§ Objective: Find every line in the records below that holds the word "draft", and copy it out.

Stored records
——————————
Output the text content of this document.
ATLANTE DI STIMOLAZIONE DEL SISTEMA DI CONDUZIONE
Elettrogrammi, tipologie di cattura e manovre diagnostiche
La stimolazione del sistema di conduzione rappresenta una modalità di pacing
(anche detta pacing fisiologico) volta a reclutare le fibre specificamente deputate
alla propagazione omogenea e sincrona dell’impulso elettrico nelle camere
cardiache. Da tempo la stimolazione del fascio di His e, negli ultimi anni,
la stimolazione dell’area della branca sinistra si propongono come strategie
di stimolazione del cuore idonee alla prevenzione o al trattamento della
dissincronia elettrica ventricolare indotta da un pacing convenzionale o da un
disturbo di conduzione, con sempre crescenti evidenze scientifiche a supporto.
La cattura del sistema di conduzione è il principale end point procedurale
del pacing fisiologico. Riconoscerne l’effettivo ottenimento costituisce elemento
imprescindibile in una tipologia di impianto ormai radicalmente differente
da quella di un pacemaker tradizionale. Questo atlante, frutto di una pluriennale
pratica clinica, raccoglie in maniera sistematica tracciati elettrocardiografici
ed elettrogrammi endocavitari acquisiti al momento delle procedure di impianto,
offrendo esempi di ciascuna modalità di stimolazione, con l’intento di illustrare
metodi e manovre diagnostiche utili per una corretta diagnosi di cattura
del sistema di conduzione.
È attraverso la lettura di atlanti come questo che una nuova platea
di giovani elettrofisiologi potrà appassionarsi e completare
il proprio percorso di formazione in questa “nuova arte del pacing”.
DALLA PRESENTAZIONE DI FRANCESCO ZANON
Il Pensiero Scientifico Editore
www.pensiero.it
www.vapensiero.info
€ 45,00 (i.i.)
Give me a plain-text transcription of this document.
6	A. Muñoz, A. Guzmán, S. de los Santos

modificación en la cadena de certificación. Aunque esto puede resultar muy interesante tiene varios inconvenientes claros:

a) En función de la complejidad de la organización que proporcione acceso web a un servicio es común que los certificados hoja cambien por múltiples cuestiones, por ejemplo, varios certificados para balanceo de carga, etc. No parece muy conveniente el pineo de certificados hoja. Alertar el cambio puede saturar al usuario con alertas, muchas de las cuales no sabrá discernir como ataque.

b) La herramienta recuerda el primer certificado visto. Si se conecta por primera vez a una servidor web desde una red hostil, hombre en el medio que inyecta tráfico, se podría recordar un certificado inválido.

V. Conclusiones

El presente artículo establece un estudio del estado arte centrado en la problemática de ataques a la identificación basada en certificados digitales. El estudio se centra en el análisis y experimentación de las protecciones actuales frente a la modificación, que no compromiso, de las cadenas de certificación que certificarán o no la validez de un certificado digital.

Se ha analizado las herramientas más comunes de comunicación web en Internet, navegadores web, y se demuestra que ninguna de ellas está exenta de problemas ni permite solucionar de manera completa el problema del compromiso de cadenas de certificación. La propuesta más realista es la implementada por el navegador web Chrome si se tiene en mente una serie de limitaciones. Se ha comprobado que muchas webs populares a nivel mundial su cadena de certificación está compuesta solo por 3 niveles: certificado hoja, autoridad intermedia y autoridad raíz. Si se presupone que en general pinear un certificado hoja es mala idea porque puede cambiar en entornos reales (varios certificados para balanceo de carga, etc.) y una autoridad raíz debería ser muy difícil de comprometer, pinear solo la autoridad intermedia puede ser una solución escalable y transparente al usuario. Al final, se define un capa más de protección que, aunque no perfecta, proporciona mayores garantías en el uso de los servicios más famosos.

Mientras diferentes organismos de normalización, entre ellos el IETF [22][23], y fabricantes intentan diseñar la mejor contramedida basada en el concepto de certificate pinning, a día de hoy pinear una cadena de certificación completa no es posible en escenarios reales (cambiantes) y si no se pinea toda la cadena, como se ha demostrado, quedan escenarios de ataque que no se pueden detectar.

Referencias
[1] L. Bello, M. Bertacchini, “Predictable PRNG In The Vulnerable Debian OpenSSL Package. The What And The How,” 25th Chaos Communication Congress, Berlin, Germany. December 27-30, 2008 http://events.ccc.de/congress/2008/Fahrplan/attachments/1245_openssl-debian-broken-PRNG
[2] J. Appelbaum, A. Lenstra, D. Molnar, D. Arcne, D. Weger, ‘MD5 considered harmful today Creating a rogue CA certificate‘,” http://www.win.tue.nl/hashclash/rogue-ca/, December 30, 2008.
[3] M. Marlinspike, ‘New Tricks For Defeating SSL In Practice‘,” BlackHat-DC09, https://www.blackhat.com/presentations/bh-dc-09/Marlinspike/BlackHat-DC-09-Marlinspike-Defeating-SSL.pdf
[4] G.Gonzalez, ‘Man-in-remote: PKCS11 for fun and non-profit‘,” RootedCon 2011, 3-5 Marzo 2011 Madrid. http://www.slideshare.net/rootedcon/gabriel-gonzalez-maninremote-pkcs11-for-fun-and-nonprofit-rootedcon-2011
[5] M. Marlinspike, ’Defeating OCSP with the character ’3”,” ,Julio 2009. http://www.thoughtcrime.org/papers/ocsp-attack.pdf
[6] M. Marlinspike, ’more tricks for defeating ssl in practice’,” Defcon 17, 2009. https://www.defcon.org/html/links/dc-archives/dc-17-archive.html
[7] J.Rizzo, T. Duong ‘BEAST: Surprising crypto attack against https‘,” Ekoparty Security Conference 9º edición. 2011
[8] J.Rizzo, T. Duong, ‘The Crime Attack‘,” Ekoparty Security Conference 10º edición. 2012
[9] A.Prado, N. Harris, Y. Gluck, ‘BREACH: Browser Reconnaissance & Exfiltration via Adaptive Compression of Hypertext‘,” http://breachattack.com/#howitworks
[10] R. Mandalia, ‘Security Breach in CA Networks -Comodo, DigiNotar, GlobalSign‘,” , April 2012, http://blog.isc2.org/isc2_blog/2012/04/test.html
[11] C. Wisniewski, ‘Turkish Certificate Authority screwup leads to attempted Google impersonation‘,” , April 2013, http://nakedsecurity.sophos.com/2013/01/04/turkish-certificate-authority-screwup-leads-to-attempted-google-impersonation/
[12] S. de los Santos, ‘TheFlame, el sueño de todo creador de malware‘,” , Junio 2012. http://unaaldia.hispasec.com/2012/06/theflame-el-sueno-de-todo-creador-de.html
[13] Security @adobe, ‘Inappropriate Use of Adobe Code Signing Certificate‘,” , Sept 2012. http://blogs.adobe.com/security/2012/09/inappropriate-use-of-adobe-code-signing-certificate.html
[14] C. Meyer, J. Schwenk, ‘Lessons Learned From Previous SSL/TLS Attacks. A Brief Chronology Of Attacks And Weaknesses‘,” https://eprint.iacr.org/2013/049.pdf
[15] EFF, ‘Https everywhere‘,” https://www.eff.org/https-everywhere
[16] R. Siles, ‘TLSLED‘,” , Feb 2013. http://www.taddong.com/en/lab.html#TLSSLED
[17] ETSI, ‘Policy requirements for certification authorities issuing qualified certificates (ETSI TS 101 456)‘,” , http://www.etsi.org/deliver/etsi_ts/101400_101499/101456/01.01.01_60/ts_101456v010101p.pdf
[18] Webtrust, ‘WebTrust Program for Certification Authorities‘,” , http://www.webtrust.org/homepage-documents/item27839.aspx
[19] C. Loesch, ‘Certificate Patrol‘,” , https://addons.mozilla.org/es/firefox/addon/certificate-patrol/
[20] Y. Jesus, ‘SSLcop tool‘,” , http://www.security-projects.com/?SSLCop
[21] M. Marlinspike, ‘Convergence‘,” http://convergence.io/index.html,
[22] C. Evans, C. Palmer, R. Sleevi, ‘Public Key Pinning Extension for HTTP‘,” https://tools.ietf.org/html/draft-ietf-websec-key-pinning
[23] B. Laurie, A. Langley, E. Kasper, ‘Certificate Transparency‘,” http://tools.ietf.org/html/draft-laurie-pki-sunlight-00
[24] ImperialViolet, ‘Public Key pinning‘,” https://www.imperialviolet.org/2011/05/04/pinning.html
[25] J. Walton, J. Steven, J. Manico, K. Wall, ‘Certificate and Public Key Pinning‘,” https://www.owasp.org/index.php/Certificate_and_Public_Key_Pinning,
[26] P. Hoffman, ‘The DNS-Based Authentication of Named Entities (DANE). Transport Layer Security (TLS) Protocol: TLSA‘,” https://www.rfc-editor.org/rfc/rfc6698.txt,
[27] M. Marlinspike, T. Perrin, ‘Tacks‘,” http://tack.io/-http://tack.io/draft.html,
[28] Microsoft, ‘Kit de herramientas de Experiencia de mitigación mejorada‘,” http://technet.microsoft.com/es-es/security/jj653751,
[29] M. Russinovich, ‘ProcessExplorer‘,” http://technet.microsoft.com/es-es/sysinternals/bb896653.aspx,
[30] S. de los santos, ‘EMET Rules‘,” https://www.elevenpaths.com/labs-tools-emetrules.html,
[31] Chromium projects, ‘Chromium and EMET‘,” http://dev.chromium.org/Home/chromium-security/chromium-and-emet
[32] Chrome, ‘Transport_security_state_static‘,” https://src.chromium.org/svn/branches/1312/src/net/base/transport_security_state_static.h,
——————————
§ Worked answer:
[22] C. Evans, C. Palmer, R. Sleevi, ‘Public Key Pinning Extension for HTTP‘,” https://tools.ietf.org/html/draft-ietf-websec-key-pinning
[23] B. Laurie, A. Langley, E. Kasper, ‘Certificate Transparency‘,” http://tools.ietf.org/html/draft-laurie-pki-sunlight-00
[27] M. Marlinspike, T. Perrin, ‘Tacks‘,” http://tack.io/-http://tack.io/draft.html,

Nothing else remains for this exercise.